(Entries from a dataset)
________

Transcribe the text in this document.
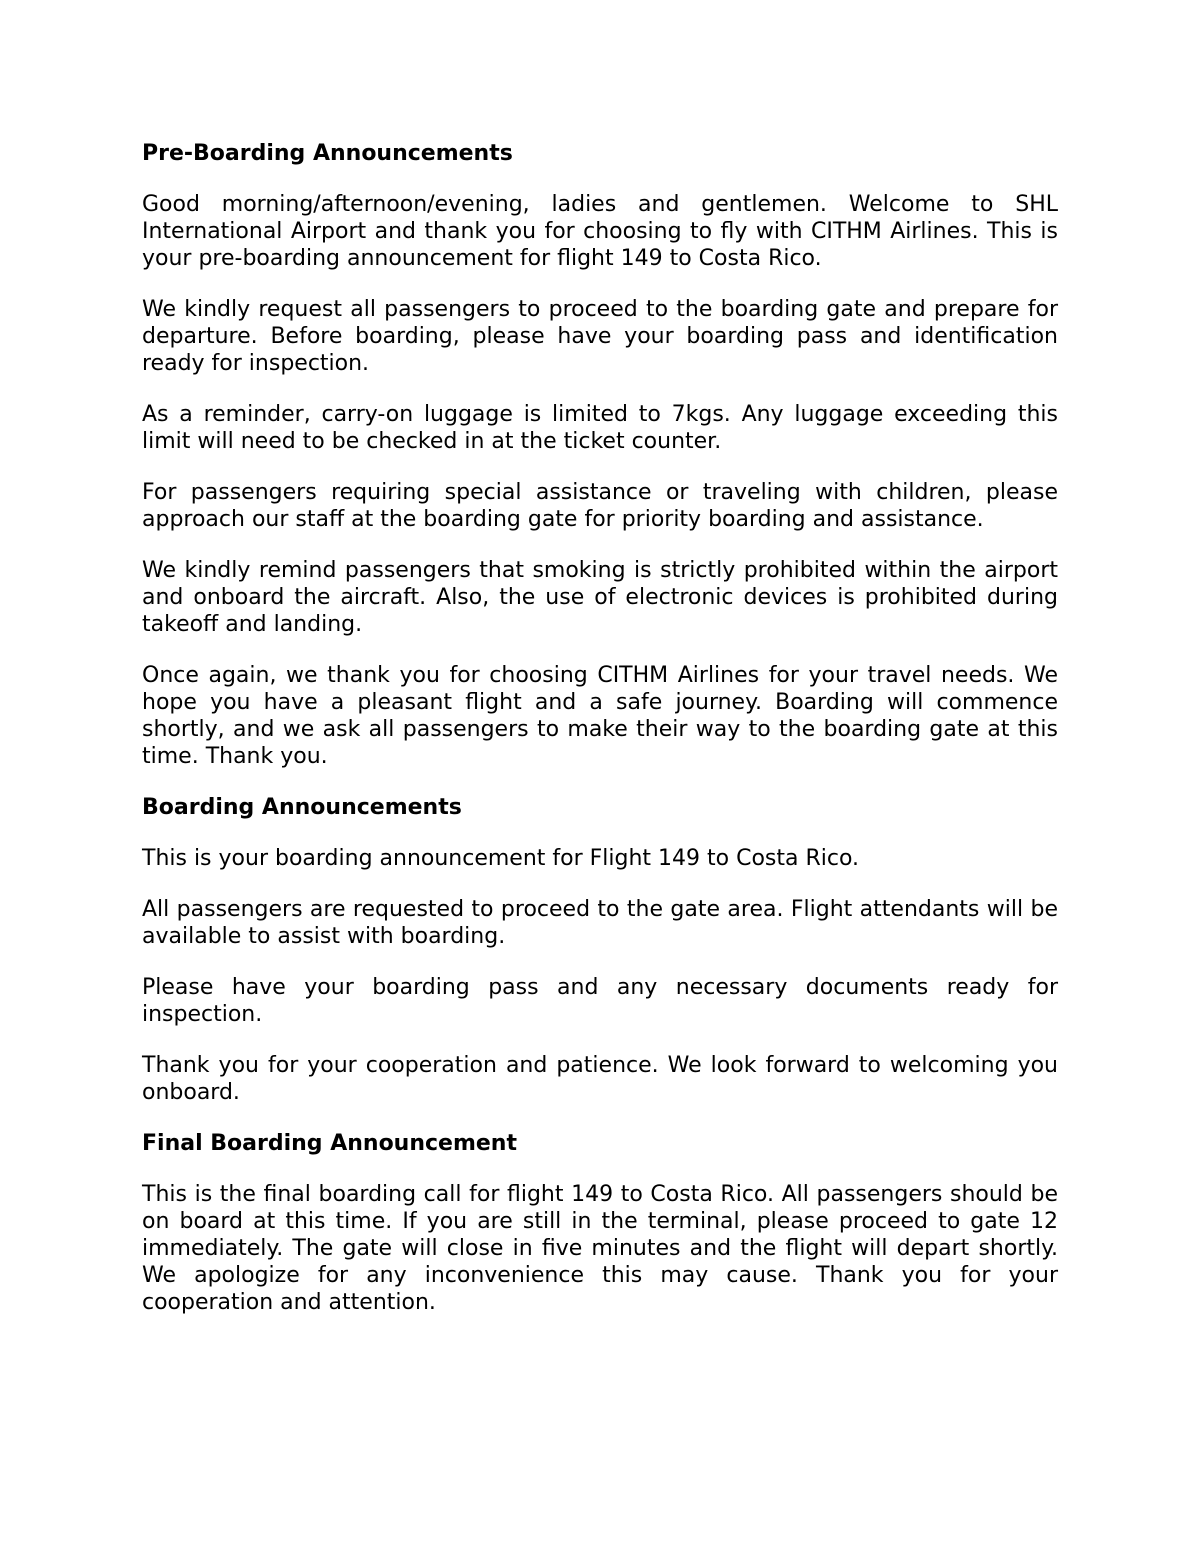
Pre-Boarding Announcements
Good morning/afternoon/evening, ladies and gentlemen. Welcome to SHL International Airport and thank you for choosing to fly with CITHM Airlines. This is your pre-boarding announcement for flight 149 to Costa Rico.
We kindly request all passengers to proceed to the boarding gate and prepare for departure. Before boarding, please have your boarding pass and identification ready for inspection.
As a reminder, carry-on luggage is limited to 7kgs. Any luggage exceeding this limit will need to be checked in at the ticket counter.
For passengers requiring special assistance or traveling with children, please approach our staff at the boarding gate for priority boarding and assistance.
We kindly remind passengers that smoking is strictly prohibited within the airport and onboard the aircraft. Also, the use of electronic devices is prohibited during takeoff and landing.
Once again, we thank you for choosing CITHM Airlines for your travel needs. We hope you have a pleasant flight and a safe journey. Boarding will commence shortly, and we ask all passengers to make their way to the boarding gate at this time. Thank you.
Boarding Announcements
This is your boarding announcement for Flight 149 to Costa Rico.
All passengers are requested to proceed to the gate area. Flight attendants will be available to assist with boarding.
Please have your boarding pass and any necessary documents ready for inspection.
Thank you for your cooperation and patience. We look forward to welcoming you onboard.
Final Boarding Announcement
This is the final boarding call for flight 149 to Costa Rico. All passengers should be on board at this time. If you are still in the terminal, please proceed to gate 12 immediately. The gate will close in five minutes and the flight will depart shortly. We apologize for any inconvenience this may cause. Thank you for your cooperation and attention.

________

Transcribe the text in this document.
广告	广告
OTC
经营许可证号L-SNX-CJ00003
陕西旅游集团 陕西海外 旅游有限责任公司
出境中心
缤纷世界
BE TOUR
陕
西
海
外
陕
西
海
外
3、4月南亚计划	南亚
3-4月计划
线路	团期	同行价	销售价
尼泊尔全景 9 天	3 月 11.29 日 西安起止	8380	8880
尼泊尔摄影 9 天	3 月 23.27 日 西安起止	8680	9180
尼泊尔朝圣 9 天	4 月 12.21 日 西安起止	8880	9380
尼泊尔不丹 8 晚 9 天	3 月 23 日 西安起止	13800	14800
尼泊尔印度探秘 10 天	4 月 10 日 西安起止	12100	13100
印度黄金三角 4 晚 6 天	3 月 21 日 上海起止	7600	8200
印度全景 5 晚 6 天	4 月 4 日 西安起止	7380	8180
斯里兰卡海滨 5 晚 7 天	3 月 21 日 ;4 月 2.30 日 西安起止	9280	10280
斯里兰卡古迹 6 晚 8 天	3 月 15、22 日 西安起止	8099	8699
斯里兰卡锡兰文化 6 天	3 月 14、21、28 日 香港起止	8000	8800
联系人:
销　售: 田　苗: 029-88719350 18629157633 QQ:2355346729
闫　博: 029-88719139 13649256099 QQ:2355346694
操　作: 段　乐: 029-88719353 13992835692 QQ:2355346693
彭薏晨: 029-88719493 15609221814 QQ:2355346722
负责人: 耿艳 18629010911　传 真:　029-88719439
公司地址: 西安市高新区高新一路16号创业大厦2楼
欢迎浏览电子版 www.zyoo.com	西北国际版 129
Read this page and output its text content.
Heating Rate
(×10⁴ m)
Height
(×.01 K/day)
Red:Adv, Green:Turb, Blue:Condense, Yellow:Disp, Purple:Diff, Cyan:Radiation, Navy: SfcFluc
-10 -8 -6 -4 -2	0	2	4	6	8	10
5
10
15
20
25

________

Copy out every line where the word "shortly" occurs.

Once again, we thank you for choosing CITHM Airlines for your travel needs. We hope you have a pleasant flight and a safe journey. Boarding will commence shortly, and we ask all passengers to make their way to the boarding gate at this time. Thank you.
This is the final boarding call for flight 149 to Costa Rico. All passengers should be on board at this time. If you are still in the terminal, please proceed to gate 12 immediately. The gate will close in five minutes and the flight will depart shortly. We apologize for any inconvenience this may cause. Thank you for your cooperation and attention.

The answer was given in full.